Input data:
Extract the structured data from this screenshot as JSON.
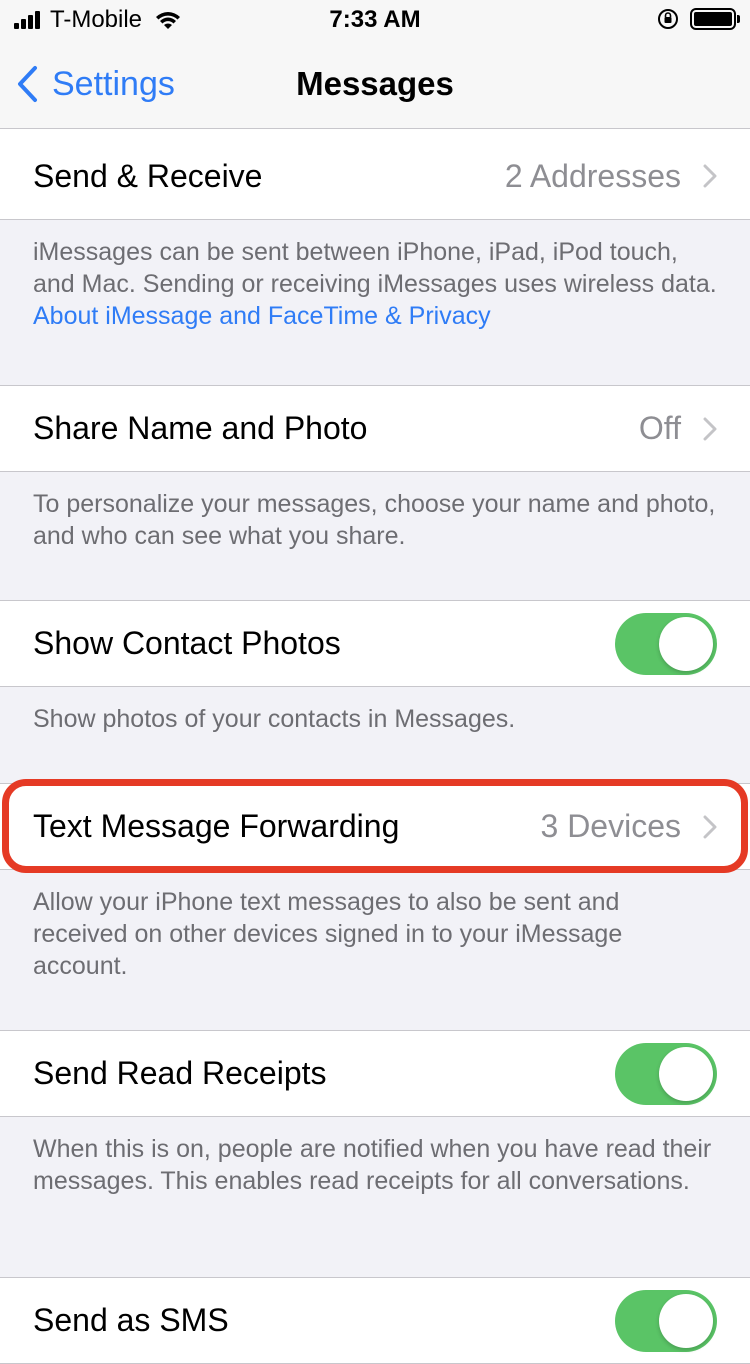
{
  "status_bar": {
    "carrier": "T-Mobile",
    "time": "7:33 AM"
  },
  "nav": {
    "back_label": "Settings",
    "title": "Messages"
  },
  "sections": {
    "send_receive": {
      "label": "Send & Receive",
      "detail": "2 Addresses",
      "footer_text": "iMessages can be sent between iPhone, iPad, iPod touch, and Mac. Sending or receiving iMessages uses wireless data. ",
      "footer_link": "About iMessage and FaceTime & Privacy"
    },
    "share_name": {
      "label": "Share Name and Photo",
      "detail": "Off",
      "footer_text": "To personalize your messages, choose your name and photo, and who can see what you share."
    },
    "contact_photos": {
      "label": "Show Contact Photos",
      "toggle": "on",
      "footer_text": "Show photos of your contacts in Messages."
    },
    "forwarding": {
      "label": "Text Message Forwarding",
      "detail": "3 Devices",
      "footer_text": "Allow your iPhone text messages to also be sent and received on other devices signed in to your iMessage account."
    },
    "read_receipts": {
      "label": "Send Read Receipts",
      "toggle": "on",
      "footer_text": "When this is on, people are notified when you have read their messages. This enables read receipts for all conversations."
    },
    "send_sms": {
      "label": "Send as SMS",
      "toggle": "on"
    }
  },
  "colors": {
    "accent": "#2f7cf6",
    "toggle_on": "#5ac466",
    "highlight": "#e53a25"
  }
}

What this task involves: Print out every entry above without changing a word, and leave out the pictures.

Correct response:
Extract the structured data from this screenshot as JSON.
{
  "status_bar": {
    "carrier": "T-Mobile",
    "time": "7:33 AM"
  },
  "nav": {
    "back_label": "Settings",
    "title": "Messages"
  },
  "sections": {
    "send_receive": {
      "label": "Send & Receive",
      "detail": "2 Addresses",
      "footer_text": "iMessages can be sent between iPhone, iPad, iPod touch, and Mac. Sending or receiving iMessages uses wireless data. ",
      "footer_link": "About iMessage and FaceTime & Privacy"
    },
    "share_name": {
      "label": "Share Name and Photo",
      "detail": "Off",
      "footer_text": "To personalize your messages, choose your name and photo, and who can see what you share."
    },
    "contact_photos": {
      "label": "Show Contact Photos",
      "toggle": "on",
      "footer_text": "Show photos of your contacts in Messages."
    },
    "forwarding": {
      "label": "Text Message Forwarding",
      "detail": "3 Devices",
      "footer_text": "Allow your iPhone text messages to also be sent and received on other devices signed in to your iMessage account."
    },
    "read_receipts": {
      "label": "Send Read Receipts",
      "toggle": "on",
      "footer_text": "When this is on, people are notified when you have read their messages. This enables read receipts for all conversations."
    },
    "send_sms": {
      "label": "Send as SMS",
      "toggle": "on"
    }
  },
  "colors": {
    "accent": "#2f7cf6",
    "toggle_on": "#5ac466",
    "highlight": "#e53a25"
  }
}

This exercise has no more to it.